■ TASK REQUIREMENTS: Sift the listing for lines that hold the string "this" and pull them out.

■ RAW RECORDS:
»»
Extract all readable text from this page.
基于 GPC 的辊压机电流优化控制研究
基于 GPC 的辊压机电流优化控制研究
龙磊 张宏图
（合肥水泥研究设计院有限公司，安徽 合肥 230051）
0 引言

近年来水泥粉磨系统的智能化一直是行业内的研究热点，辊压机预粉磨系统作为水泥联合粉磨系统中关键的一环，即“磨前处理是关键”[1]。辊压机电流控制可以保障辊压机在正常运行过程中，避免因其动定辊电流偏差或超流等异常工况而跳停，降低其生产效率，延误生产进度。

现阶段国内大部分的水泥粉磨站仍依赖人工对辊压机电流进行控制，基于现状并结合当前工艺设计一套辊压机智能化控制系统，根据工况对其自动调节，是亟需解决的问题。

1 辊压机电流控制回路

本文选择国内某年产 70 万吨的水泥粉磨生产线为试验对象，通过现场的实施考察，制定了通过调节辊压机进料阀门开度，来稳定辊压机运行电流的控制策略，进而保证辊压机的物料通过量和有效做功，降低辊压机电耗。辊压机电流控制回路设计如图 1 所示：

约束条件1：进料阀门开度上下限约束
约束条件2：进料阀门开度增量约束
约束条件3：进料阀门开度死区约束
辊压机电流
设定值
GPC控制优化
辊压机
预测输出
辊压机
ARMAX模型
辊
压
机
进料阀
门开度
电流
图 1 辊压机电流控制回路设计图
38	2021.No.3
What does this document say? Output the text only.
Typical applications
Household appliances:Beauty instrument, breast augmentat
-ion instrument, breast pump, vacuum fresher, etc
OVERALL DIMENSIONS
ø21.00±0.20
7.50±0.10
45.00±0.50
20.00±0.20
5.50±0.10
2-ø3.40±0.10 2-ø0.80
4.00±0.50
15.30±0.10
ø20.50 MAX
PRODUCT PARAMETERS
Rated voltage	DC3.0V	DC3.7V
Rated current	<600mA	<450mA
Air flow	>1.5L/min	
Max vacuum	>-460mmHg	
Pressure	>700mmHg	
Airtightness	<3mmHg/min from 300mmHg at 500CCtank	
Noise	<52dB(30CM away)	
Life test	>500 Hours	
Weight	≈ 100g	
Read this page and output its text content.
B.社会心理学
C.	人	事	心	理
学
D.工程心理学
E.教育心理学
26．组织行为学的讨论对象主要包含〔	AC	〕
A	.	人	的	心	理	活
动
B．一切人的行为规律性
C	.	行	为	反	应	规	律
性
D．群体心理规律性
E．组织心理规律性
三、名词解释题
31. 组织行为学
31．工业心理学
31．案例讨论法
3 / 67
««
■ RESPONSE TO THE TASK:
Extract all readable text from this page.
What does this document say? Output the text only.
Read this page and output its text content.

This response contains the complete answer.